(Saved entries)
________________________________________

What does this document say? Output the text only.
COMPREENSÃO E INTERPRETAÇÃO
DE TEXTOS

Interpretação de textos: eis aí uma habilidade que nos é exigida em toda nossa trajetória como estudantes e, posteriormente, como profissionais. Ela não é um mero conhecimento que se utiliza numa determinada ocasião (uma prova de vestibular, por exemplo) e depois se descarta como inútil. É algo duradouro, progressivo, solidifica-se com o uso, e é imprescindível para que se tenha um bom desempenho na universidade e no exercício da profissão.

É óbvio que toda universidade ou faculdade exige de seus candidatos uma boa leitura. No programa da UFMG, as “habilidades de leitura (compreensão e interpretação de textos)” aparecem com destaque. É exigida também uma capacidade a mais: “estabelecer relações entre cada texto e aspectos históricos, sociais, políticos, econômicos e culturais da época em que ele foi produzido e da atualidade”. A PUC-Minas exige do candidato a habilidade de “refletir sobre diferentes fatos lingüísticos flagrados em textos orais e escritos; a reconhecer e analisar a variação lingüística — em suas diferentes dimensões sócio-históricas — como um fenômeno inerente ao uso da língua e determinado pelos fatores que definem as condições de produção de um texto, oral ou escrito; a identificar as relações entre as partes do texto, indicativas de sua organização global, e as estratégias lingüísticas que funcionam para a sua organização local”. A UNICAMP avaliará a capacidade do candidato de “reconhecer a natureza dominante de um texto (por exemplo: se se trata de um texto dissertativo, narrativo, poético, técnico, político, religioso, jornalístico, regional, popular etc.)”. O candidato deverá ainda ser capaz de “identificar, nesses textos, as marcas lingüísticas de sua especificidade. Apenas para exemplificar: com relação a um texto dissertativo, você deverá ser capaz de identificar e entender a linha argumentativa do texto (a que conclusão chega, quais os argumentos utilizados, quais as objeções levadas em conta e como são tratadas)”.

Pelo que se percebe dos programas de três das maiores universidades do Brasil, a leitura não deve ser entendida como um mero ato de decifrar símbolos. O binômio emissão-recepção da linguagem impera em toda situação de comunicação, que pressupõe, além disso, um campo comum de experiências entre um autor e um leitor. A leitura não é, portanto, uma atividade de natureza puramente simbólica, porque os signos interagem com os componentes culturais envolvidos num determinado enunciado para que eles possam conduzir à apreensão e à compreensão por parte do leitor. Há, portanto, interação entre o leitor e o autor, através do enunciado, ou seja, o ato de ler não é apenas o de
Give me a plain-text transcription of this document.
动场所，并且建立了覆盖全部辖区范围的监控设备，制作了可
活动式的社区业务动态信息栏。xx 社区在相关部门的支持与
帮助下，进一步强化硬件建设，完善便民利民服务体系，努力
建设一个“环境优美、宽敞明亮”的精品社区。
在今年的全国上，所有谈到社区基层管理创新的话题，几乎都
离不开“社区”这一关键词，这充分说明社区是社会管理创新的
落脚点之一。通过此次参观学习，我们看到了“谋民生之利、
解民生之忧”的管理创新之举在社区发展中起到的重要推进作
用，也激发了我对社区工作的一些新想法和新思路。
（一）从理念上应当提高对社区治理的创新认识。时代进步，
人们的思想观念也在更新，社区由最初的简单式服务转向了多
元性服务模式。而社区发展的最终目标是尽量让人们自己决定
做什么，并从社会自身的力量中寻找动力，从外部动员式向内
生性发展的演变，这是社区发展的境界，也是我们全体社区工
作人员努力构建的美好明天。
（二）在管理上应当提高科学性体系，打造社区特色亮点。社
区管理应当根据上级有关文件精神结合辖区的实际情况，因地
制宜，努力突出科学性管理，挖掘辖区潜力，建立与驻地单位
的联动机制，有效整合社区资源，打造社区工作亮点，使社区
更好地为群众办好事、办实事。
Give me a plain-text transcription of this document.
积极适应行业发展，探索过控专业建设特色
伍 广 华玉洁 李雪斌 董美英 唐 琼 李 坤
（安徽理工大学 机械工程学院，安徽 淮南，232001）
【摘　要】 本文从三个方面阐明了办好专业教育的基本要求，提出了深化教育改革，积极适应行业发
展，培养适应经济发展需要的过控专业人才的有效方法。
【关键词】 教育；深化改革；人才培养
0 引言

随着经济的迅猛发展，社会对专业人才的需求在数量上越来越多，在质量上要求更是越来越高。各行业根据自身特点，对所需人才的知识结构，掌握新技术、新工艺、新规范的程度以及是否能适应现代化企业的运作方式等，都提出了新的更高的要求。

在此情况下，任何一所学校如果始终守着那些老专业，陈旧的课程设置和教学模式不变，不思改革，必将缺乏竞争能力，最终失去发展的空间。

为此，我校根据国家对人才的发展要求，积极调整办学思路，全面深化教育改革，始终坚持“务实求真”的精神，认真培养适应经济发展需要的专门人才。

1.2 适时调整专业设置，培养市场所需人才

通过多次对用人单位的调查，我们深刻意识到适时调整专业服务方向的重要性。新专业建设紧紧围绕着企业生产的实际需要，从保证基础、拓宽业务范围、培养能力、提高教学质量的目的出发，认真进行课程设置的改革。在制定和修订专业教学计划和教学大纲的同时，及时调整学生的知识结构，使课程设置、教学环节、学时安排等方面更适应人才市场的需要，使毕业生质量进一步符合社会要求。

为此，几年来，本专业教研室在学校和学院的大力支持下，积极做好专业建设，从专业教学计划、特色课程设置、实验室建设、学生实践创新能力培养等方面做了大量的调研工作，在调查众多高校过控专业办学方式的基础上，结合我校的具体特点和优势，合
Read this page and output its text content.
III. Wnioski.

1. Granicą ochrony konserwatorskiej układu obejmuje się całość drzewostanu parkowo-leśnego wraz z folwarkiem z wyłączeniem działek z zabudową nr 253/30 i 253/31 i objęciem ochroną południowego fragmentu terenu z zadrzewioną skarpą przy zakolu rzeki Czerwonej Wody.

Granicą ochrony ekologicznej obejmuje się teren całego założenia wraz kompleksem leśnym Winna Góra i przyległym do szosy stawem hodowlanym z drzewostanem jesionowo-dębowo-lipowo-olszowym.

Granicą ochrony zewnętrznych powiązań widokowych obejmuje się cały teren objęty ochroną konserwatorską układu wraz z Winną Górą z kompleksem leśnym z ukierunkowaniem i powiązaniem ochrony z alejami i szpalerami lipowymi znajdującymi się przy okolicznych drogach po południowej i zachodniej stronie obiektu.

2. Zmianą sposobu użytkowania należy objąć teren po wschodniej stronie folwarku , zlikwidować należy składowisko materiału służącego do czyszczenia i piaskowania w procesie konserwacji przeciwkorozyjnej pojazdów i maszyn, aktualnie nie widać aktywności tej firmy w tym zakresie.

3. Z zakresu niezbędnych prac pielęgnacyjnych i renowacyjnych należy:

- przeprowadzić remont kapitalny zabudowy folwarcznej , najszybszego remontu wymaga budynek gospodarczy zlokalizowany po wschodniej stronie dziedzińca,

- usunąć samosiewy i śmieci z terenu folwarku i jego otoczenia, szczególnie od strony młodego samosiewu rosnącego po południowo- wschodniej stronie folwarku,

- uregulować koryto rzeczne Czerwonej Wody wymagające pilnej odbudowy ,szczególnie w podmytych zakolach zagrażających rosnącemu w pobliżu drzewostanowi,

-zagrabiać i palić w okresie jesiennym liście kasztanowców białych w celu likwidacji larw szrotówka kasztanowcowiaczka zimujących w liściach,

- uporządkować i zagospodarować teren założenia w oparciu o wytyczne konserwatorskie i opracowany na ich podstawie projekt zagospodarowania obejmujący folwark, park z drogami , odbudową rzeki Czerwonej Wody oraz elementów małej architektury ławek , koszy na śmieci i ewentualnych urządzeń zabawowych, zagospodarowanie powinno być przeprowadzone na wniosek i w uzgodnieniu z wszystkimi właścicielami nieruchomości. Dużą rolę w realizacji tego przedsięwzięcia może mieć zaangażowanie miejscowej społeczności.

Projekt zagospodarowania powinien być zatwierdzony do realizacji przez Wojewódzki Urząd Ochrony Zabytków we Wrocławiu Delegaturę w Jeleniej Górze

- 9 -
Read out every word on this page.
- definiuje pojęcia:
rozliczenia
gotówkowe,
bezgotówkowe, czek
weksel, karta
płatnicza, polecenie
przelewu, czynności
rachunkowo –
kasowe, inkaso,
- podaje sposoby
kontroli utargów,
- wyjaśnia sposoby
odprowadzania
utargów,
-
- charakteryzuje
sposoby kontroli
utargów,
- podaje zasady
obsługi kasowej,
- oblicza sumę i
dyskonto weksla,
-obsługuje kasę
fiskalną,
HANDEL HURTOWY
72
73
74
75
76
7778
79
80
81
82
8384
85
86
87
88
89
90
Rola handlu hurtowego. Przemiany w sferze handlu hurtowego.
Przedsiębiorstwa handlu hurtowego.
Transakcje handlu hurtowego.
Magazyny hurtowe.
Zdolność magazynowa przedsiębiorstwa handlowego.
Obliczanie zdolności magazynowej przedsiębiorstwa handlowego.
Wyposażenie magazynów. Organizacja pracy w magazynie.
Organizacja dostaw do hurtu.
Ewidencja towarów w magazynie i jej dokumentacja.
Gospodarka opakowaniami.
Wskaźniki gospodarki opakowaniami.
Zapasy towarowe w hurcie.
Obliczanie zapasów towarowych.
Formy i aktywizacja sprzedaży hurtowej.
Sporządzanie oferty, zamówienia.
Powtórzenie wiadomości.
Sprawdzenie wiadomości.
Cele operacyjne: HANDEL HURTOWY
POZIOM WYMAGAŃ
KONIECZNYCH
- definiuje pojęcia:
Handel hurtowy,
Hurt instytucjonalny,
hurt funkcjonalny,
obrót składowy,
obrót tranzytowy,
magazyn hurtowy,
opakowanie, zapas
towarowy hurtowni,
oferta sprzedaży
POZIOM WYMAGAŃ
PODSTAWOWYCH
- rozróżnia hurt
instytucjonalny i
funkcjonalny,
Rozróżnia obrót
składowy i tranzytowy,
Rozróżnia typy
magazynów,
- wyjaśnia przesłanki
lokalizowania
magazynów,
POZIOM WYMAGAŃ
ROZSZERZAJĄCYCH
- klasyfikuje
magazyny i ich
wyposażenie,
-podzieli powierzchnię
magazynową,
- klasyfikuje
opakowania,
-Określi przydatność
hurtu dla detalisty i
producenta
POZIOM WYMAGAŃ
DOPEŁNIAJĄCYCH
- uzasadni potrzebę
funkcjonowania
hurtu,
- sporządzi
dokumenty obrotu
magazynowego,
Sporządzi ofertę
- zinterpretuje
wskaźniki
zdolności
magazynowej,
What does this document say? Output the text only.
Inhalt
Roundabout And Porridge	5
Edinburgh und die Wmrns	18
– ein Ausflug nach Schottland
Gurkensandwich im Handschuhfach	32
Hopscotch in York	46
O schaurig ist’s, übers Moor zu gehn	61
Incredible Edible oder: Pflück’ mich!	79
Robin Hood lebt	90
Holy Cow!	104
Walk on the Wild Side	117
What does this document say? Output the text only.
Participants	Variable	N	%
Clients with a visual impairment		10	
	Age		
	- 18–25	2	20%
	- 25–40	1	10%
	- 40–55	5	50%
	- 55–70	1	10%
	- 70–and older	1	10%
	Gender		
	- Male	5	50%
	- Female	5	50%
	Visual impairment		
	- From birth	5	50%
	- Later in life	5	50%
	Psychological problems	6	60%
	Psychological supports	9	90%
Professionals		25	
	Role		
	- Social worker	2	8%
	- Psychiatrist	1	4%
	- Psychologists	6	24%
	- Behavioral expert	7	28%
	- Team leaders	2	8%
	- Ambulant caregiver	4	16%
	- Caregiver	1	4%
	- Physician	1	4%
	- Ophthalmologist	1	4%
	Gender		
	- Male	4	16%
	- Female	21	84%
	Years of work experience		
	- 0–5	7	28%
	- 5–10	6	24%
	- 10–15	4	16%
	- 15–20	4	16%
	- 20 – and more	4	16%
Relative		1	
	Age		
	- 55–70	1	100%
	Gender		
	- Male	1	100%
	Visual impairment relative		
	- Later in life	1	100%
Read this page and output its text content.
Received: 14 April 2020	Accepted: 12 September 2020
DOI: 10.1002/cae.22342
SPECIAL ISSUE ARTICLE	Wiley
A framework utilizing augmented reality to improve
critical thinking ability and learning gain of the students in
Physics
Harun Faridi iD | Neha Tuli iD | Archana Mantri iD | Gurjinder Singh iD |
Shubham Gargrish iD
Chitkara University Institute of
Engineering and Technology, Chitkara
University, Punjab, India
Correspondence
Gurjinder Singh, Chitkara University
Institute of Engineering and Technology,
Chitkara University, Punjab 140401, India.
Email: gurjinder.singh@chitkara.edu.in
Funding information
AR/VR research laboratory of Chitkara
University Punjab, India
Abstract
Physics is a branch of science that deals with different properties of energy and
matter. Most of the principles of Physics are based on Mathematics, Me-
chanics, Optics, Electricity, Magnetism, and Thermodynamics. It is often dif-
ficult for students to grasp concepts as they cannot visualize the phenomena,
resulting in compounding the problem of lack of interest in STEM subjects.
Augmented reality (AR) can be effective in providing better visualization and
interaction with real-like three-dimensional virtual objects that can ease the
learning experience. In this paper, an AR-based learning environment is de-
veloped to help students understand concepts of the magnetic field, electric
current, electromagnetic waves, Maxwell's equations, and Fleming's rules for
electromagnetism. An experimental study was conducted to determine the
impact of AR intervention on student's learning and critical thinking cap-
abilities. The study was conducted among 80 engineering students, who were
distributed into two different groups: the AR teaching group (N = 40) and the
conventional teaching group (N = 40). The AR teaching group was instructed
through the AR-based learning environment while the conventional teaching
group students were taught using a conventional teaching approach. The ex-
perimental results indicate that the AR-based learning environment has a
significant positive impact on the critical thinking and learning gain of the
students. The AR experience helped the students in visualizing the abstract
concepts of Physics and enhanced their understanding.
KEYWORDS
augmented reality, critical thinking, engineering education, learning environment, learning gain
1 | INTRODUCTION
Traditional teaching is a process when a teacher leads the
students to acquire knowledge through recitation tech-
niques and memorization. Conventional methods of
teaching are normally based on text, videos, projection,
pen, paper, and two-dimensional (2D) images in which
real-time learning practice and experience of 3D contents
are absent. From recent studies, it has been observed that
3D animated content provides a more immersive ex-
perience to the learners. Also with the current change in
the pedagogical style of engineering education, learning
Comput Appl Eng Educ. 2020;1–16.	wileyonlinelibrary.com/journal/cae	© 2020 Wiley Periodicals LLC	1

________________________________________

▶ [Exercise task]: Find the word "through" in the entries above and gather every line that holds it.

▶ [Solution to this problem]:
through the AR-based learning environment while the conventional teaching
students to acquire knowledge through recitation tech-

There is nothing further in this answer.